Short exercise >>
Quote the lines word for word, starting at the line that contains "Localize 11 of" and stopping after the line that contains "x-tick-label: 中 (296, 411, 316, 435)". Leave the pictures out.

Exercise data >>
— START —

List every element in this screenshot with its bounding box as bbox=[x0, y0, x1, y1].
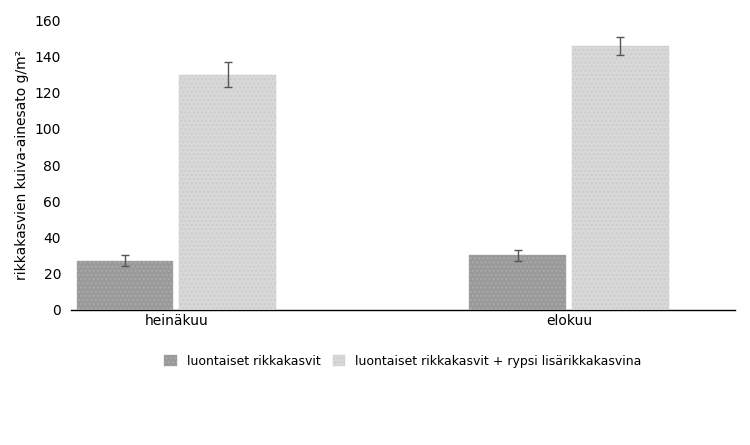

— END —
— START —

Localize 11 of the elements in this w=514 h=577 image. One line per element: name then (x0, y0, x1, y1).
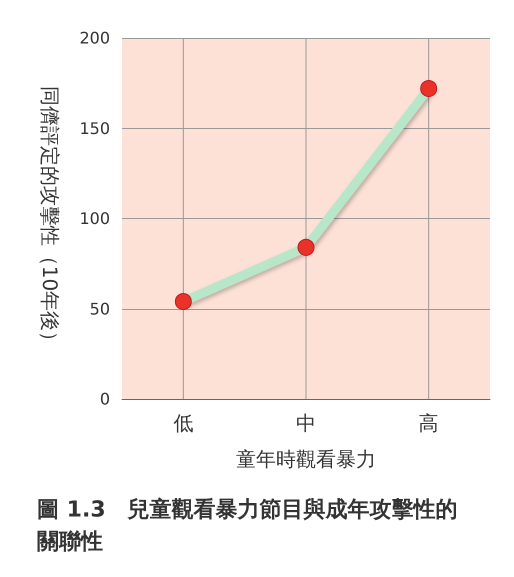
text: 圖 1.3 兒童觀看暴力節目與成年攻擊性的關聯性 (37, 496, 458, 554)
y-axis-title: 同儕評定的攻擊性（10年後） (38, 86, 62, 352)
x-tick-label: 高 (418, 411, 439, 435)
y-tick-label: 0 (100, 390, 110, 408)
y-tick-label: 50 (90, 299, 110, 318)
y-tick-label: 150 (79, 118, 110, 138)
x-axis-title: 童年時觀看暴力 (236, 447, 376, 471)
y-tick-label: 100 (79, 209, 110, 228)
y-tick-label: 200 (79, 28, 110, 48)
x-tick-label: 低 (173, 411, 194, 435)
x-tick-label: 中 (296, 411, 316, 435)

— END —

Problem solution >>
Localize 11 of the elements in this w=514 h=577 image. One line per element: name then (x0, y0, x1, y1).
text: 圖 1.3 兒童觀看暴力節目與成年攻擊性的關聯性 (37, 496, 458, 554)
y-axis-title: 同儕評定的攻擊性（10年後） (38, 86, 62, 352)
x-tick-label: 高 (418, 411, 439, 435)
y-tick-label: 0 (100, 390, 110, 408)
y-tick-label: 50 (90, 299, 110, 318)
y-tick-label: 150 (79, 118, 110, 138)
x-axis-title: 童年時觀看暴力 (236, 447, 376, 471)
y-tick-label: 100 (79, 209, 110, 228)
y-tick-label: 200 (79, 28, 110, 48)
x-tick-label: 低 (173, 411, 194, 435)
x-tick-label: 中 (296, 411, 316, 435)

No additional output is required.